Task instructions » Verbatim output of all the material below is required.

---*---

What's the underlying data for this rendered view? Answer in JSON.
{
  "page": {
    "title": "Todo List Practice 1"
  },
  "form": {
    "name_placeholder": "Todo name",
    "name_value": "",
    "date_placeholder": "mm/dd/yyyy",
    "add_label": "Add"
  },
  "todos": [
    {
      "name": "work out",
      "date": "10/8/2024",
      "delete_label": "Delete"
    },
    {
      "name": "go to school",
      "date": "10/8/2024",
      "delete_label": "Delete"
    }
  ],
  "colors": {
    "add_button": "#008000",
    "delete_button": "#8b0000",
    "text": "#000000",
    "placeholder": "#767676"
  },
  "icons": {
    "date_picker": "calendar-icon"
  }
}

---*---

Answer to the exercise »
What's the underlying data for this rendered view? Answer in JSON.
{
  "page": {
    "title": "Todo List Practice 1"
  },
  "form": {
    "name_placeholder": "Todo name",
    "name_value": "",
    "date_placeholder": "mm/dd/yyyy",
    "add_label": "Add"
  },
  "todos": [
    {
      "name": "work out",
      "date": "10/8/2024",
      "delete_label": "Delete"
    },
    {
      "name": "go to school",
      "date": "10/8/2024",
      "delete_label": "Delete"
    }
  ],
  "colors": {
    "add_button": "#008000",
    "delete_button": "#8b0000",
    "text": "#000000",
    "placeholder": "#767676"
  },
  "icons": {
    "date_picker": "calendar-icon"
  }
}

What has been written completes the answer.